==== STORED RECORDS

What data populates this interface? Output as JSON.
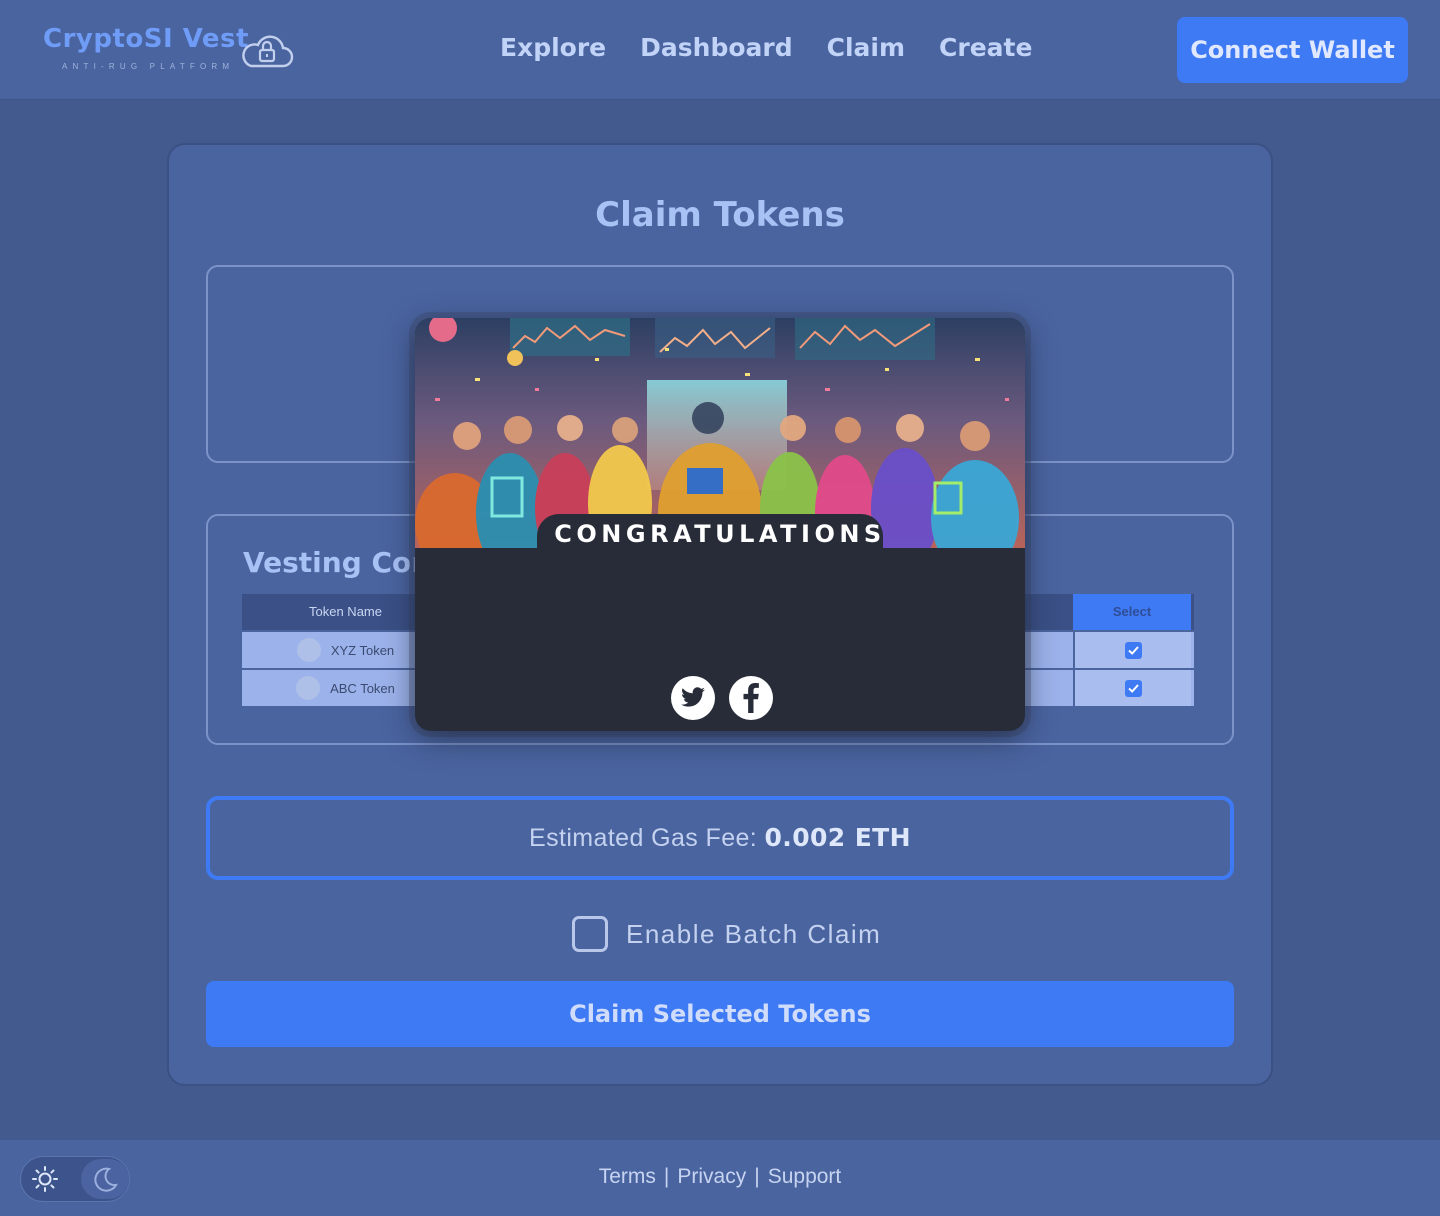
{
  "header": {
    "logo_title": "CryptoSI Vest",
    "logo_subtitle": "ANTI-RUG PLATFORM",
    "nav": [
      "Explore",
      "Dashboard",
      "Claim",
      "Create"
    ],
    "connect_label": "Connect Wallet"
  },
  "main": {
    "title": "Claim Tokens",
    "vesting_title": "Vesting Cont",
    "table": {
      "col_token": "Token Name",
      "col_select": "Select",
      "rows": [
        {
          "token": "XYZ Token",
          "selected": true
        },
        {
          "token": "ABC Token",
          "selected": true
        }
      ]
    },
    "gas_label": "Estimated Gas Fee:",
    "gas_value": "0.002 ETH",
    "batch_label": "Enable Batch Claim",
    "batch_checked": false,
    "claim_label": "Claim Selected Tokens"
  },
  "modal": {
    "heading": "CONGRATULATIONS",
    "socials": [
      "twitter-icon",
      "facebook-icon"
    ]
  },
  "footer": {
    "links": [
      "Terms",
      "Privacy",
      "Support"
    ],
    "separator": "|",
    "theme_icons": [
      "sun-icon",
      "moon-icon"
    ]
  },
  "colors": {
    "accent": "#3f7af5",
    "page_bg": "#425a8e",
    "card_bg": "#4a64a0",
    "modal_bg": "#272c38"
  }
}
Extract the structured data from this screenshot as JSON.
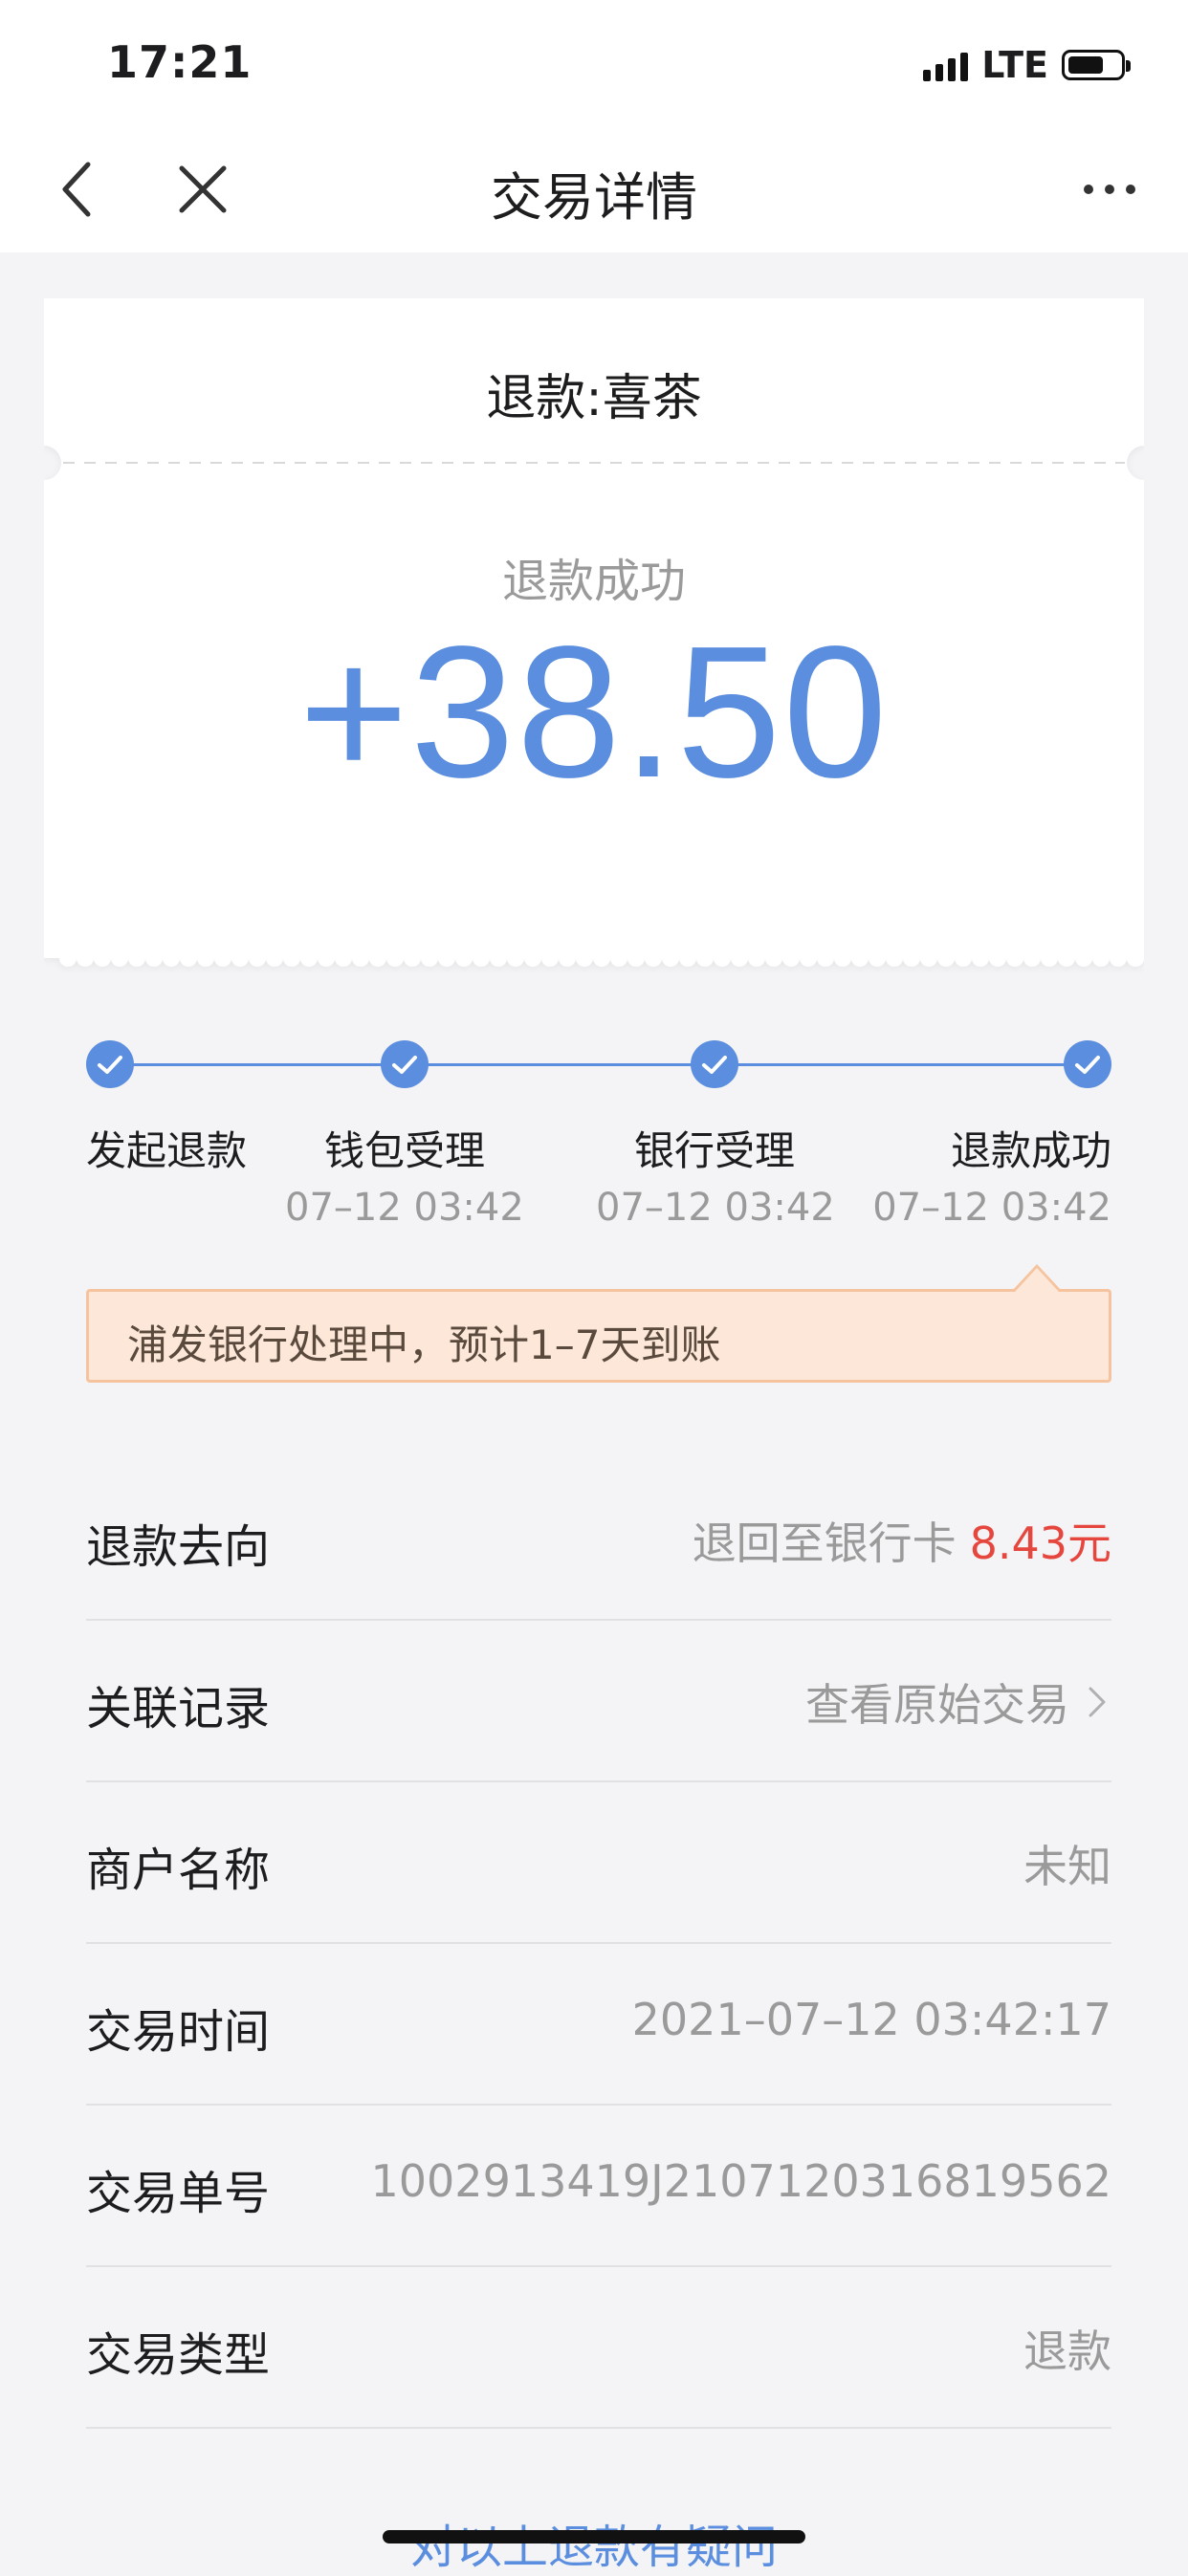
{
  "status_bar": {
    "time": "17:21",
    "network": "LTE",
    "battery_level": 0.7
  },
  "nav": {
    "title": "交易详情",
    "back_icon": "chevron-left-icon",
    "close_icon": "close-icon",
    "more_icon": "more-horizontal-icon"
  },
  "card": {
    "header": "退款:喜茶",
    "status": "退款成功",
    "amount": "+38.50",
    "amount_color": "#5b8ede"
  },
  "progress": {
    "steps": [
      {
        "label": "发起退款",
        "time": ""
      },
      {
        "label": "钱包受理",
        "time": "07–12 03:42"
      },
      {
        "label": "银行受理",
        "time": "07–12 03:42"
      },
      {
        "label": "退款成功",
        "time": "07–12 03:42"
      }
    ]
  },
  "notice": {
    "text": "浦发银行处理中，预计1–7天到账"
  },
  "details": [
    {
      "label": "退款去向",
      "value": "退回至银行卡",
      "value_accent": "8.43元"
    },
    {
      "label": "关联记录",
      "value": "查看原始交易",
      "chevron": true
    },
    {
      "label": "商户名称",
      "value": "未知"
    },
    {
      "label": "交易时间",
      "value": "2021–07–12 03:42:17"
    },
    {
      "label": "交易单号",
      "value": "1002913419J2107120316819562"
    },
    {
      "label": "交易类型",
      "value": "退款"
    }
  ],
  "bottom_link": "对以上退款有疑问",
  "colors": {
    "accent_blue": "#5b8ede",
    "accent_red": "#e5473e",
    "notice_bg": "#fde7d8",
    "notice_border": "#f5c49f"
  }
}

========

PROBLEM TO SOLVE
Copy every entry word for word, but omit the pictures.

EXERCISE RESULT
What data populates this interface? Output as JSON.
{
  "header": {
    "logo_title": "CryptoSI Vest",
    "logo_subtitle": "ANTI-RUG PLATFORM",
    "nav": [
      "Explore",
      "Dashboard",
      "Claim",
      "Create"
    ],
    "connect_label": "Connect Wallet"
  },
  "main": {
    "title": "Claim Tokens",
    "vesting_title": "Vesting Cont",
    "table": {
      "col_token": "Token Name",
      "col_select": "Select",
      "rows": [
        {
          "token": "XYZ Token",
          "selected": true
        },
        {
          "token": "ABC Token",
          "selected": true
        }
      ]
    },
    "gas_label": "Estimated Gas Fee:",
    "gas_value": "0.002 ETH",
    "batch_label": "Enable Batch Claim",
    "batch_checked": false,
    "claim_label": "Claim Selected Tokens"
  },
  "modal": {
    "heading": "CONGRATULATIONS",
    "socials": [
      "twitter-icon",
      "facebook-icon"
    ]
  },
  "footer": {
    "links": [
      "Terms",
      "Privacy",
      "Support"
    ],
    "separator": "|",
    "theme_icons": [
      "sun-icon",
      "moon-icon"
    ]
  },
  "colors": {
    "accent": "#3f7af5",
    "page_bg": "#425a8e",
    "card_bg": "#4a64a0",
    "modal_bg": "#272c38"
  }
}
Extract the structured data from this screenshot as JSON.
{
  "status_bar": {
    "time": "17:21",
    "network": "LTE",
    "battery_level": 0.7
  },
  "nav": {
    "title": "交易详情",
    "back_icon": "chevron-left-icon",
    "close_icon": "close-icon",
    "more_icon": "more-horizontal-icon"
  },
  "card": {
    "header": "退款:喜茶",
    "status": "退款成功",
    "amount": "+38.50",
    "amount_color": "#5b8ede"
  },
  "progress": {
    "steps": [
      {
        "label": "发起退款",
        "time": ""
      },
      {
        "label": "钱包受理",
        "time": "07–12 03:42"
      },
      {
        "label": "银行受理",
        "time": "07–12 03:42"
      },
      {
        "label": "退款成功",
        "time": "07–12 03:42"
      }
    ]
  },
  "notice": {
    "text": "浦发银行处理中，预计1–7天到账"
  },
  "details": [
    {
      "label": "退款去向",
      "value": "退回至银行卡",
      "value_accent": "8.43元"
    },
    {
      "label": "关联记录",
      "value": "查看原始交易",
      "chevron": true
    },
    {
      "label": "商户名称",
      "value": "未知"
    },
    {
      "label": "交易时间",
      "value": "2021–07–12 03:42:17"
    },
    {
      "label": "交易单号",
      "value": "1002913419J2107120316819562"
    },
    {
      "label": "交易类型",
      "value": "退款"
    }
  ],
  "bottom_link": "对以上退款有疑问",
  "colors": {
    "accent_blue": "#5b8ede",
    "accent_red": "#e5473e",
    "notice_bg": "#fde7d8",
    "notice_border": "#f5c49f"
  }
}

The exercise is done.